(Stored entries)
— begin —

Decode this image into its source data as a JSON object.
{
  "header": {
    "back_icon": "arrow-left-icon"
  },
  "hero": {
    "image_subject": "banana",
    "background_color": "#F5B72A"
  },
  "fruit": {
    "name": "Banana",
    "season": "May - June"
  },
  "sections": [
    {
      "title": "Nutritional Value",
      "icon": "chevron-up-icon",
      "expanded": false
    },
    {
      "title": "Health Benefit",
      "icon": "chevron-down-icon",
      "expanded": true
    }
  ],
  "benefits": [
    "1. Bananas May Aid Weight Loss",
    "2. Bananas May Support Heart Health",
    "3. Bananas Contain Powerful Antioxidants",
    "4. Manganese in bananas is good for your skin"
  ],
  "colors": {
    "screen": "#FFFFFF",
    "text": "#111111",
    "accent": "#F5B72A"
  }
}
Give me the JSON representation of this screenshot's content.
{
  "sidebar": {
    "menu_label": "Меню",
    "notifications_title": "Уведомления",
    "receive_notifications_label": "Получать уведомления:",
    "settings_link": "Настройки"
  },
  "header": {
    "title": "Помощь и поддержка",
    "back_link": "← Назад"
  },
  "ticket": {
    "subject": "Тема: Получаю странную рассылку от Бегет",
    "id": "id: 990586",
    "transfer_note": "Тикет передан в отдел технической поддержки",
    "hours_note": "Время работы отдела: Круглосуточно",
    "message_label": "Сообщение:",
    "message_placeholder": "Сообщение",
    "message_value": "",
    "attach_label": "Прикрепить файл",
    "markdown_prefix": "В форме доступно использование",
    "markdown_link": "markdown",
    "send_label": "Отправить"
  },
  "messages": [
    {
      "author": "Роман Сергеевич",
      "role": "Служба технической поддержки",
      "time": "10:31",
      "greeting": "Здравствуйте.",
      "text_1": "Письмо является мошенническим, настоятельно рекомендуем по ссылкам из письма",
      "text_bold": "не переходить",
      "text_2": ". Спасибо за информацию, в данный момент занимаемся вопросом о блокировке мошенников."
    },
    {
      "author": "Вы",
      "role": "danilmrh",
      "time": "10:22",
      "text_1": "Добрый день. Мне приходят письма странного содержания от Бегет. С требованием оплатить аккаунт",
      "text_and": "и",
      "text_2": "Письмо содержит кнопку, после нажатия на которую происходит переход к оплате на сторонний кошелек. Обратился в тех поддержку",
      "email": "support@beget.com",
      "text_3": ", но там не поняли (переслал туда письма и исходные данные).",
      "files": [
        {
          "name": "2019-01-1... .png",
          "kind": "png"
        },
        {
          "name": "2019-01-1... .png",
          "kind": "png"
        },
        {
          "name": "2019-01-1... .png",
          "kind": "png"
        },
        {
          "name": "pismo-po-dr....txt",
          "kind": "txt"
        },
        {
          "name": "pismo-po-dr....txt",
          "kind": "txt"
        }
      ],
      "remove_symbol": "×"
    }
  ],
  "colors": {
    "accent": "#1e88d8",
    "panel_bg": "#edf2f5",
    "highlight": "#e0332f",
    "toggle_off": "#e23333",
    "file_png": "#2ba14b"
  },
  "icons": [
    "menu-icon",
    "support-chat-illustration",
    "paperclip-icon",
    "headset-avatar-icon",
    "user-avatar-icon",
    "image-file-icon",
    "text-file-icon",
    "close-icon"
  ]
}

— end —

**What is required:**
Report only how many lines in the listing contain the string "this".

**Result below:**
2